(Extracted records)
## start

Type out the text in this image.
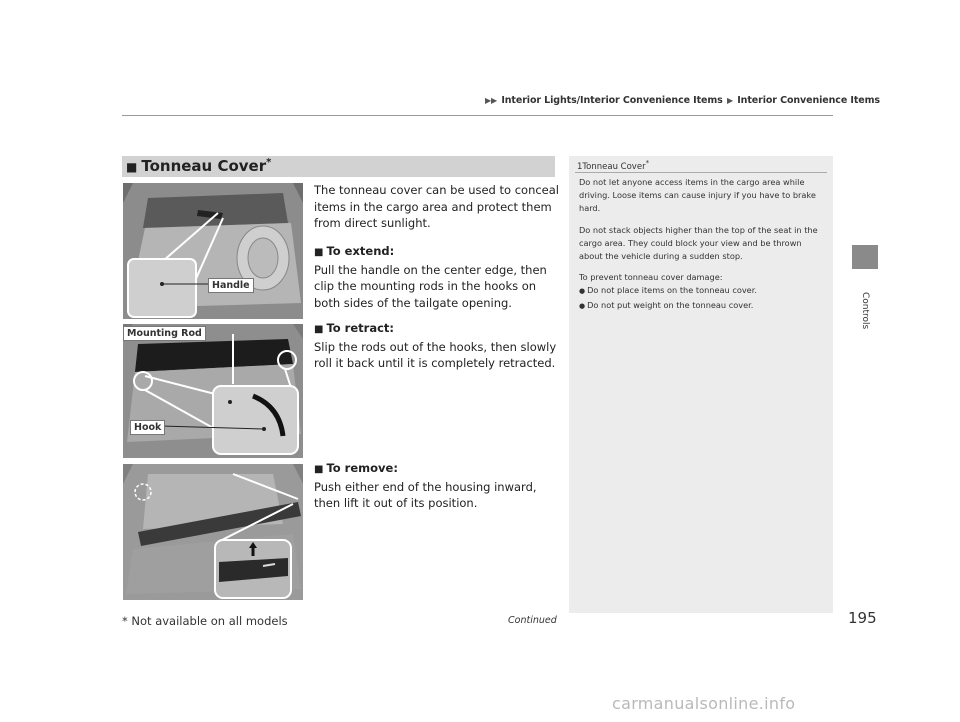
▶▶ Interior Lights/Interior Convenience Items ▶ Interior Convenience Items
Controls
■ Tonneau Cover*
Handle
Mounting Rod
Hook

The tonneau cover can be used to conceal items in the cargo area and protect them from direct sunlight.

■ To extend:

Pull the handle on the center edge, then clip the mounting rods in the hooks on both sides of the tailgate opening.

■ To retract:

Slip the rods out of the hooks, then slowly roll it back until it is completely retracted.

■ To remove:

Push either end of the housing inward, then lift it out of its position.

1Tonneau Cover*

Do not let anyone access items in the cargo area while driving. Loose items can cause injury if you have to brake hard.

Do not stack objects higher than the top of the seat in the cargo area. They could block your view and be thrown about the vehicle during a sudden stop.

To prevent tonneau cover damage:

● Do not place items on the tonneau cover.
● Do not put weight on the tonneau cover.
* Not available on all models	Continued	195
carmanualsonline.info
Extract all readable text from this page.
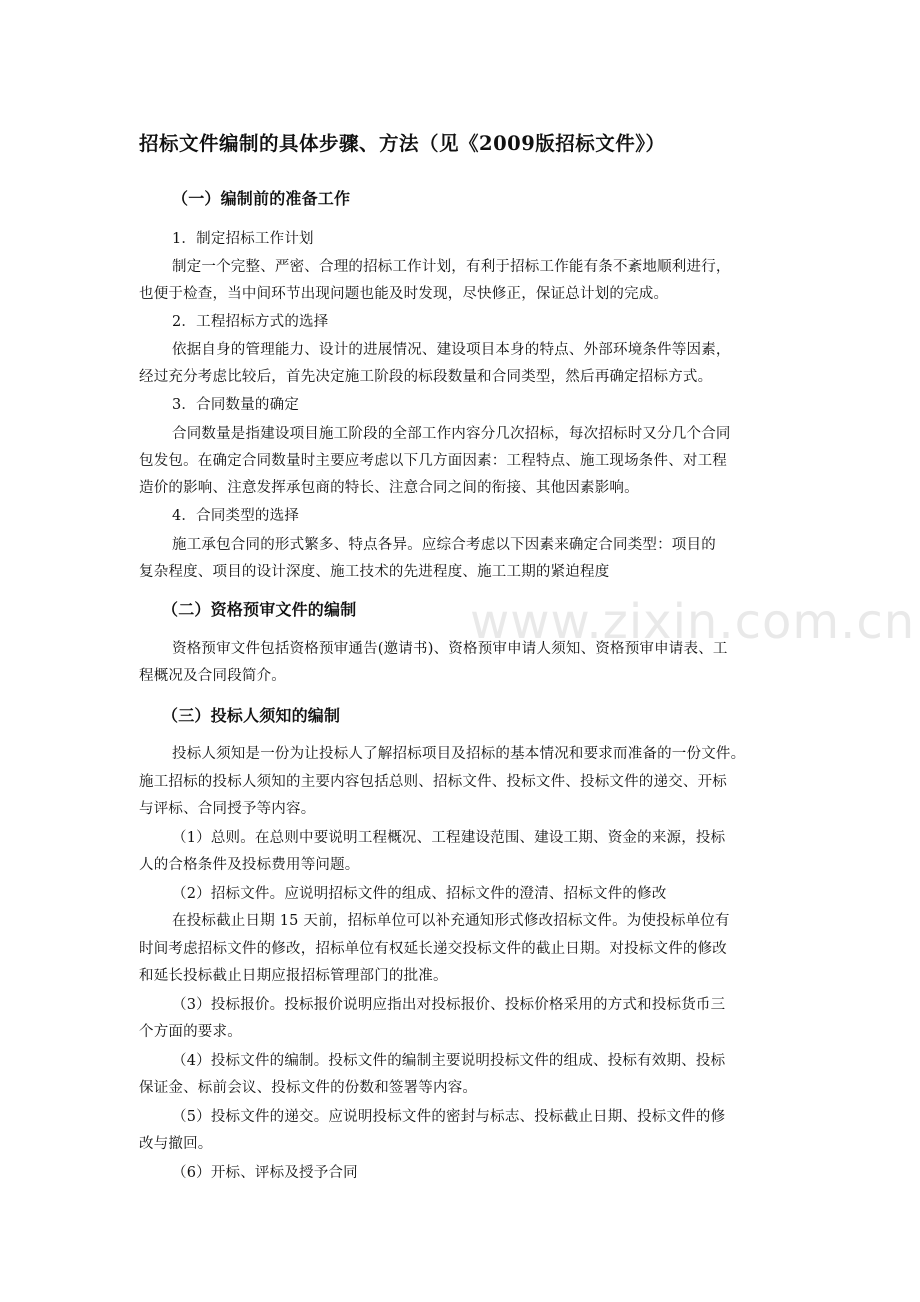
www.zixin.com.cn
招标文件编制的具体步骤、方法（见《2009版招标文件》）
（一）编制前的准备工作
1．制定招标工作计划
制定一个完整、严密、合理的招标工作计划，有利于招标工作能有条不紊地顺利进行，
也便于检查，当中间环节出现问题也能及时发现，尽快修正，保证总计划的完成。
2．工程招标方式的选择
依据自身的管理能力、设计的进展情况、建设项目本身的特点、外部环境条件等因素，
经过充分考虑比较后，首先决定施工阶段的标段数量和合同类型，然后再确定招标方式。
3．合同数量的确定
合同数量是指建设项目施工阶段的全部工作内容分几次招标，每次招标时又分几个合同
包发包。在确定合同数量时主要应考虑以下几方面因素：工程特点、施工现场条件、对工程
造价的影响、注意发挥承包商的特长、注意合同之间的衔接、其他因素影响。
4．合同类型的选择
施工承包合同的形式繁多、特点各异。应综合考虑以下因素来确定合同类型：项目的
复杂程度、项目的设计深度、施工技术的先进程度、施工工期的紧迫程度
（二）资格预审文件的编制
资格预审文件包括资格预审通告(邀请书)、资格预审申请人须知、资格预审申请表、工
程概况及合同段简介。
（三）投标人须知的编制
投标人须知是一份为让投标人了解招标项目及招标的基本情况和要求而准备的一份文件。
施工招标的投标人须知的主要内容包括总则、招标文件、投标文件、投标文件的递交、开标
与评标、合同授予等内容。
（1）总则。在总则中要说明工程概况、工程建设范围、建设工期、资金的来源，投标
人的合格条件及投标费用等问题。
（2）招标文件。应说明招标文件的组成、招标文件的澄清、招标文件的修改
在投标截止日期 15 天前，招标单位可以补充通知形式修改招标文件。为使投标单位有
时间考虑招标文件的修改，招标单位有权延长递交投标文件的截止日期。对投标文件的修改
和延长投标截止日期应报招标管理部门的批准。
（3）投标报价。投标报价说明应指出对投标报价、投标价格采用的方式和投标货币三
个方面的要求。
（4）投标文件的编制。投标文件的编制主要说明投标文件的组成、投标有效期、投标
保证金、标前会议、投标文件的份数和签署等内容。
（5）投标文件的递交。应说明投标文件的密封与标志、投标截止日期、投标文件的修
改与撤回。
（6）开标、评标及授予合同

## end

*Written task*. Find the number of lines in which the word "rods" occurs, and write nothing but that number.

*Solution to this task*. 2